[Items listed in a dataset]
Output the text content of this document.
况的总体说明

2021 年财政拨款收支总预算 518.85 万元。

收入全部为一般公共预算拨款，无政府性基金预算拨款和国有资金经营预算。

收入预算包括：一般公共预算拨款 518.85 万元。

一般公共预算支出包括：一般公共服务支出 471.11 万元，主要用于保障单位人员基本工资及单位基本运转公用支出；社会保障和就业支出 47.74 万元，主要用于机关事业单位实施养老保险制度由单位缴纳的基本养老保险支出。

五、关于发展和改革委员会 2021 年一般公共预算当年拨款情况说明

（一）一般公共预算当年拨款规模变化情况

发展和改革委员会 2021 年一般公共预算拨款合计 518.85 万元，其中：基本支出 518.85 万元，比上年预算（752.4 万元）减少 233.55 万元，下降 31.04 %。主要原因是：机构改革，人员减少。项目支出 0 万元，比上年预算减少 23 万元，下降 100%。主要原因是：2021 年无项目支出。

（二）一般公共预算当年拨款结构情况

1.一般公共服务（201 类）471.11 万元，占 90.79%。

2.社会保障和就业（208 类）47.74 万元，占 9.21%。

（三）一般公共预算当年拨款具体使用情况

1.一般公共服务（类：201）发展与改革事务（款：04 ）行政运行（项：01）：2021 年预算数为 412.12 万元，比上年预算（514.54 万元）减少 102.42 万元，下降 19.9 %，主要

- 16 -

WHAT IS BEING ASKED:
Repeat the data above exactly.

WORKED ANSWER:
Output the text content of this document.
况的总体说明

2021 年财政拨款收支总预算 518.85 万元。

收入全部为一般公共预算拨款，无政府性基金预算拨款和国有资金经营预算。

收入预算包括：一般公共预算拨款 518.85 万元。

一般公共预算支出包括：一般公共服务支出 471.11 万元，主要用于保障单位人员基本工资及单位基本运转公用支出；社会保障和就业支出 47.74 万元，主要用于机关事业单位实施养老保险制度由单位缴纳的基本养老保险支出。

五、关于发展和改革委员会 2021 年一般公共预算当年拨款情况说明

（一）一般公共预算当年拨款规模变化情况

发展和改革委员会 2021 年一般公共预算拨款合计 518.85 万元，其中：基本支出 518.85 万元，比上年预算（752.4 万元）减少 233.55 万元，下降 31.04 %。主要原因是：机构改革，人员减少。项目支出 0 万元，比上年预算减少 23 万元，下降 100%。主要原因是：2021 年无项目支出。

（二）一般公共预算当年拨款结构情况

1.一般公共服务（201 类）471.11 万元，占 90.79%。

2.社会保障和就业（208 类）47.74 万元，占 9.21%。

（三）一般公共预算当年拨款具体使用情况

1.一般公共服务（类：201）发展与改革事务（款：04 ）行政运行（项：01）：2021 年预算数为 412.12 万元，比上年预算（514.54 万元）减少 102.42 万元，下降 19.9 %，主要

- 16 -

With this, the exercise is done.